→ Given records:
--------

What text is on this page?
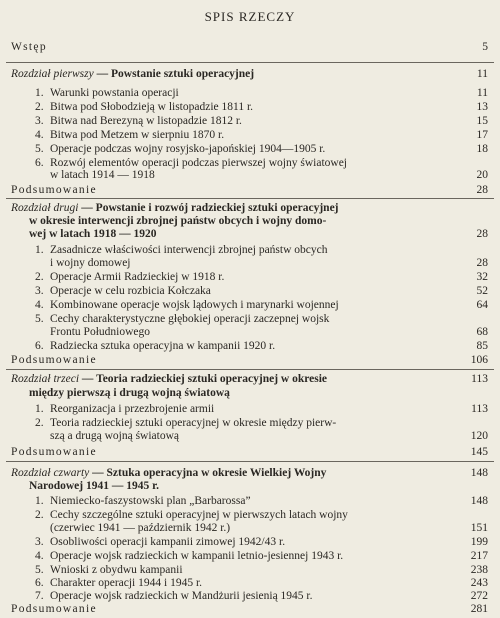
SPIS RZECZY
Wstęp	5
Rozdział pierwszy — Powstanie sztuki operacyjnej	11
1. Warunki powstania operacji	11
2. Bitwa pod Słobodzieją w listopadzie 1811 r.	13
3. Bitwa nad Berezyną w listopadzie 1812 r.	15
4. Bitwa pod Metzem w sierpniu 1870 r.	17
5. Operacje podczas wojny rosyjsko-japońskiej 1904—1905 r.	18
6. Rozwój elementów operacji podczas pierwszej wojny światowej
w latach 1914 — 1918	20
Podsumowanie	28
Rozdział drugi — Powstanie i rozwój radzieckiej sztuki operacyjnej
w okresie interwencji zbrojnej państw obcych i wojny domo-
wej w latach 1918 — 1920	28
1. Zasadnicze właściwości interwencji zbrojnej państw obcych
i wojny domowej	28
2. Operacje Armii Radzieckiej w 1918 r.	32
3. Operacje w celu rozbicia Kołczaka	52
4. Kombinowane operacje wojsk lądowych i marynarki wojennej	64
5. Cechy charakterystyczne głębokiej operacji zaczepnej wojsk
Frontu Południowego	68
6. Radziecka sztuka operacyjna w kampanii 1920 r.	85
Podsumowanie	106
Rozdział trzeci — Teoria radzieckiej sztuki operacyjnej w okresie	113
między pierwszą i drugą wojną światową
1. Reorganizacja i przezbrojenie armii	113
2. Teoria radzieckiej sztuki operacyjnej w okresie między pierw-
szą a drugą wojną światową	120
Podsumowanie	145
Rozdział czwarty — Sztuka operacyjna w okresie Wielkiej Wojny	148
Narodowej 1941 — 1945 r.
1. Niemiecko-faszystowski plan „Barbarossa”	148
2. Cechy szczególne sztuki operacyjnej w pierwszych latach wojny
(czerwiec 1941 — październik 1942 r.)	151
3. Osobliwości operacji kampanii zimowej 1942/43 r.	199
4. Operacje wojsk radzieckich w kampanii letnio-jesiennej 1943 r.	217
5. Wnioski z obydwu kampanii	238
6. Charakter operacji 1944 i 1945 r.	243
7. Operacje wojsk radzieckich w Mandżurii jesienią 1945 r.	272
Podsumowanie	281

--------

→ Directive:
Pull out all lines from the entries above that include the word "zbrojnej".

→ Task response:
w okresie interwencji zbrojnej państw obcych i wojny domo-
1. Zasadnicze właściwości interwencji zbrojnej państw obcych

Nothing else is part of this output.